Exercise inputs:
──────────

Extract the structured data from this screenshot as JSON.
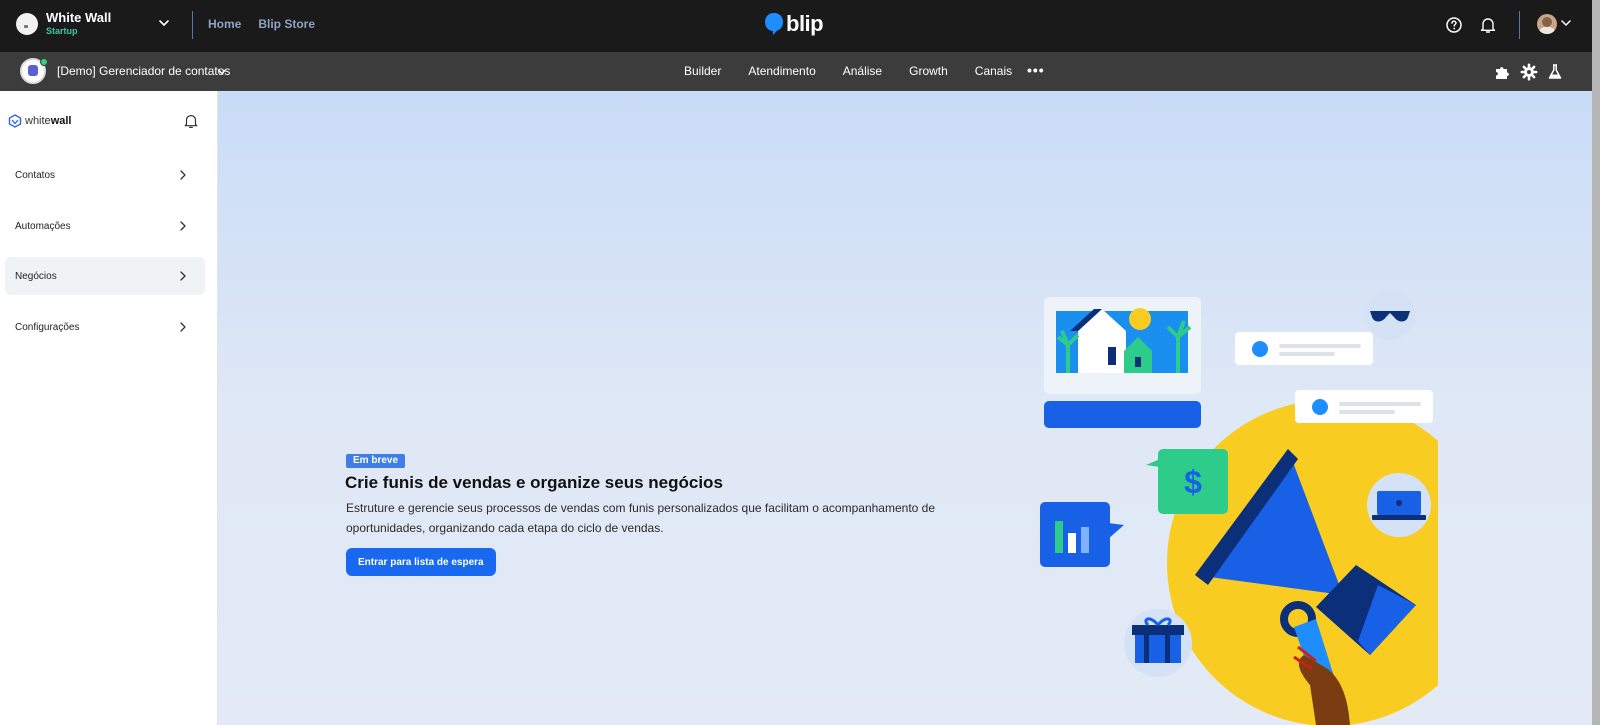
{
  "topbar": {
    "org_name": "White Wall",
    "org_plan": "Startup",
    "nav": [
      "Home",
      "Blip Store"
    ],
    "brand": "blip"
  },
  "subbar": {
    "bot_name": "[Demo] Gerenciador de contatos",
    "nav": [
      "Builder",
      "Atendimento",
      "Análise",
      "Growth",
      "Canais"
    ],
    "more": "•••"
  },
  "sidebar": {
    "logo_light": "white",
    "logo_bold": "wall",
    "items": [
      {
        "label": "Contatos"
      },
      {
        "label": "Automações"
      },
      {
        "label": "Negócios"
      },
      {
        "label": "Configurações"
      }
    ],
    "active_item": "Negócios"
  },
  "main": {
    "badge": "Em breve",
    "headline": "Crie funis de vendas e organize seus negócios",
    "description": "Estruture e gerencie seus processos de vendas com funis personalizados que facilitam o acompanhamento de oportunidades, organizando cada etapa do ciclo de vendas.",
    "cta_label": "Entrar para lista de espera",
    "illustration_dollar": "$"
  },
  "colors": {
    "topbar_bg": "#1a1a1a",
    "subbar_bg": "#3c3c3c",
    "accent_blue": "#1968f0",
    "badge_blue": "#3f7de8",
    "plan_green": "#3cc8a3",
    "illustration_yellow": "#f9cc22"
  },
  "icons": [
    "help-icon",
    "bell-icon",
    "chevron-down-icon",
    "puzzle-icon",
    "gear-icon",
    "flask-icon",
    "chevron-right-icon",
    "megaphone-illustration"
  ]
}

──────────

Task:
Reproduce the records, all of them, word for word; omit the pictures.

Final answer:
Extract the structured data from this screenshot as JSON.
{
  "topbar": {
    "org_name": "White Wall",
    "org_plan": "Startup",
    "nav": [
      "Home",
      "Blip Store"
    ],
    "brand": "blip"
  },
  "subbar": {
    "bot_name": "[Demo] Gerenciador de contatos",
    "nav": [
      "Builder",
      "Atendimento",
      "Análise",
      "Growth",
      "Canais"
    ],
    "more": "•••"
  },
  "sidebar": {
    "logo_light": "white",
    "logo_bold": "wall",
    "items": [
      {
        "label": "Contatos"
      },
      {
        "label": "Automações"
      },
      {
        "label": "Negócios"
      },
      {
        "label": "Configurações"
      }
    ],
    "active_item": "Negócios"
  },
  "main": {
    "badge": "Em breve",
    "headline": "Crie funis de vendas e organize seus negócios",
    "description": "Estruture e gerencie seus processos de vendas com funis personalizados que facilitam o acompanhamento de oportunidades, organizando cada etapa do ciclo de vendas.",
    "cta_label": "Entrar para lista de espera",
    "illustration_dollar": "$"
  },
  "colors": {
    "topbar_bg": "#1a1a1a",
    "subbar_bg": "#3c3c3c",
    "accent_blue": "#1968f0",
    "badge_blue": "#3f7de8",
    "plan_green": "#3cc8a3",
    "illustration_yellow": "#f9cc22"
  },
  "icons": [
    "help-icon",
    "bell-icon",
    "chevron-down-icon",
    "puzzle-icon",
    "gear-icon",
    "flask-icon",
    "chevron-right-icon",
    "megaphone-illustration"
  ]
}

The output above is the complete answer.